*OBJECTIVE*
Beneath this task is a listing; retype all of it exactly.

*DATASET CONTENT*
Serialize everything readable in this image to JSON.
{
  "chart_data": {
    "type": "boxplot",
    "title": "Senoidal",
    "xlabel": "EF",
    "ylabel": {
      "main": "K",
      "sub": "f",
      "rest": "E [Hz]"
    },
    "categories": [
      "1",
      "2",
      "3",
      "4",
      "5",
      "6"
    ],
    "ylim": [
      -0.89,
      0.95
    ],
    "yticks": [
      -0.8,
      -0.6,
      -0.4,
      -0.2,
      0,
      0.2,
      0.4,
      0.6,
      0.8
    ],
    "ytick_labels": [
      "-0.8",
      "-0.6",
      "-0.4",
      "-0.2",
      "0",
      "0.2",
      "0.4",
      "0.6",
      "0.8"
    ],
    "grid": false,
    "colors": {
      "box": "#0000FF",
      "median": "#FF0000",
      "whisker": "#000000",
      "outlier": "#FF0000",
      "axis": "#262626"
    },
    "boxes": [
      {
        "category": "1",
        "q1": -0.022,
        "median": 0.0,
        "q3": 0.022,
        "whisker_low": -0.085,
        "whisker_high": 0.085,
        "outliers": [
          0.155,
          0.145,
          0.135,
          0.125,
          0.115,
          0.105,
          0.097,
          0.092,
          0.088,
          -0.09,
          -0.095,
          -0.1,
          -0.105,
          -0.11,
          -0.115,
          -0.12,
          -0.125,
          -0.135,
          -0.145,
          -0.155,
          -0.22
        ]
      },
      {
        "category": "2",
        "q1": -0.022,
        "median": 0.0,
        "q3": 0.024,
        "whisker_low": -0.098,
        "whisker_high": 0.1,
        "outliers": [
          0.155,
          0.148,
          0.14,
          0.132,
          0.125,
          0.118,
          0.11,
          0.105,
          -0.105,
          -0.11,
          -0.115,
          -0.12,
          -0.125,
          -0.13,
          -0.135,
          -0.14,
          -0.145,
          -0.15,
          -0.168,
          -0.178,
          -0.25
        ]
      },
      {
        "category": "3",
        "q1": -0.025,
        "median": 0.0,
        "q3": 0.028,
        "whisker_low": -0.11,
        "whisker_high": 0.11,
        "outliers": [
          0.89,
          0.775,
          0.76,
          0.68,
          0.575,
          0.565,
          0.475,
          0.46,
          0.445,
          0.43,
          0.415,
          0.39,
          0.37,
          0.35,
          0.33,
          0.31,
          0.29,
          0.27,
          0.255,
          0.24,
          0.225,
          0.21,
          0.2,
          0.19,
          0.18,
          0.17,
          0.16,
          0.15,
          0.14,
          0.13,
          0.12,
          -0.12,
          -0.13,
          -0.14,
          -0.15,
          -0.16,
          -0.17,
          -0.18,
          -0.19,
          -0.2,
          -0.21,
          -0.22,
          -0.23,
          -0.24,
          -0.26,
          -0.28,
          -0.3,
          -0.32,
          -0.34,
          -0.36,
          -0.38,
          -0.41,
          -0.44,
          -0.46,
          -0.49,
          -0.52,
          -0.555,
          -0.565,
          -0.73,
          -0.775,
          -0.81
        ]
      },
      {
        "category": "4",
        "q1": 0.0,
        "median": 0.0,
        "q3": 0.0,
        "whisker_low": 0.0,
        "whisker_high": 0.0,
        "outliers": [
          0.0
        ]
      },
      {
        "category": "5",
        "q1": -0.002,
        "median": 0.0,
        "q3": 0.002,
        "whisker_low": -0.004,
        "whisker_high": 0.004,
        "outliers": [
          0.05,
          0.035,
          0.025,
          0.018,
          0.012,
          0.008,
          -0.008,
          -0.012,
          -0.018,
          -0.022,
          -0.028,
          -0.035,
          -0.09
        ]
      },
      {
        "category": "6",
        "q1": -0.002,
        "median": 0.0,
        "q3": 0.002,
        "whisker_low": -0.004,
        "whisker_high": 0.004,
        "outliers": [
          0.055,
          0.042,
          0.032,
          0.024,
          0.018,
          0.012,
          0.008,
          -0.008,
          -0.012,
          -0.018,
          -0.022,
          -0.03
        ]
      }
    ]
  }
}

*SOLUTION TO THIS TASK*
Serialize everything readable in this image to JSON.
{
  "chart_data": {
    "type": "boxplot",
    "title": "Senoidal",
    "xlabel": "EF",
    "ylabel": {
      "main": "K",
      "sub": "f",
      "rest": "E [Hz]"
    },
    "categories": [
      "1",
      "2",
      "3",
      "4",
      "5",
      "6"
    ],
    "ylim": [
      -0.89,
      0.95
    ],
    "yticks": [
      -0.8,
      -0.6,
      -0.4,
      -0.2,
      0,
      0.2,
      0.4,
      0.6,
      0.8
    ],
    "ytick_labels": [
      "-0.8",
      "-0.6",
      "-0.4",
      "-0.2",
      "0",
      "0.2",
      "0.4",
      "0.6",
      "0.8"
    ],
    "grid": false,
    "colors": {
      "box": "#0000FF",
      "median": "#FF0000",
      "whisker": "#000000",
      "outlier": "#FF0000",
      "axis": "#262626"
    },
    "boxes": [
      {
        "category": "1",
        "q1": -0.022,
        "median": 0.0,
        "q3": 0.022,
        "whisker_low": -0.085,
        "whisker_high": 0.085,
        "outliers": [
          0.155,
          0.145,
          0.135,
          0.125,
          0.115,
          0.105,
          0.097,
          0.092,
          0.088,
          -0.09,
          -0.095,
          -0.1,
          -0.105,
          -0.11,
          -0.115,
          -0.12,
          -0.125,
          -0.135,
          -0.145,
          -0.155,
          -0.22
        ]
      },
      {
        "category": "2",
        "q1": -0.022,
        "median": 0.0,
        "q3": 0.024,
        "whisker_low": -0.098,
        "whisker_high": 0.1,
        "outliers": [
          0.155,
          0.148,
          0.14,
          0.132,
          0.125,
          0.118,
          0.11,
          0.105,
          -0.105,
          -0.11,
          -0.115,
          -0.12,
          -0.125,
          -0.13,
          -0.135,
          -0.14,
          -0.145,
          -0.15,
          -0.168,
          -0.178,
          -0.25
        ]
      },
      {
        "category": "3",
        "q1": -0.025,
        "median": 0.0,
        "q3": 0.028,
        "whisker_low": -0.11,
        "whisker_high": 0.11,
        "outliers": [
          0.89,
          0.775,
          0.76,
          0.68,
          0.575,
          0.565,
          0.475,
          0.46,
          0.445,
          0.43,
          0.415,
          0.39,
          0.37,
          0.35,
          0.33,
          0.31,
          0.29,
          0.27,
          0.255,
          0.24,
          0.225,
          0.21,
          0.2,
          0.19,
          0.18,
          0.17,
          0.16,
          0.15,
          0.14,
          0.13,
          0.12,
          -0.12,
          -0.13,
          -0.14,
          -0.15,
          -0.16,
          -0.17,
          -0.18,
          -0.19,
          -0.2,
          -0.21,
          -0.22,
          -0.23,
          -0.24,
          -0.26,
          -0.28,
          -0.3,
          -0.32,
          -0.34,
          -0.36,
          -0.38,
          -0.41,
          -0.44,
          -0.46,
          -0.49,
          -0.52,
          -0.555,
          -0.565,
          -0.73,
          -0.775,
          -0.81
        ]
      },
      {
        "category": "4",
        "q1": 0.0,
        "median": 0.0,
        "q3": 0.0,
        "whisker_low": 0.0,
        "whisker_high": 0.0,
        "outliers": [
          0.0
        ]
      },
      {
        "category": "5",
        "q1": -0.002,
        "median": 0.0,
        "q3": 0.002,
        "whisker_low": -0.004,
        "whisker_high": 0.004,
        "outliers": [
          0.05,
          0.035,
          0.025,
          0.018,
          0.012,
          0.008,
          -0.008,
          -0.012,
          -0.018,
          -0.022,
          -0.028,
          -0.035,
          -0.09
        ]
      },
      {
        "category": "6",
        "q1": -0.002,
        "median": 0.0,
        "q3": 0.002,
        "whisker_low": -0.004,
        "whisker_high": 0.004,
        "outliers": [
          0.055,
          0.042,
          0.032,
          0.024,
          0.018,
          0.012,
          0.008,
          -0.008,
          -0.012,
          -0.018,
          -0.022,
          -0.03
        ]
      }
    ]
  }
}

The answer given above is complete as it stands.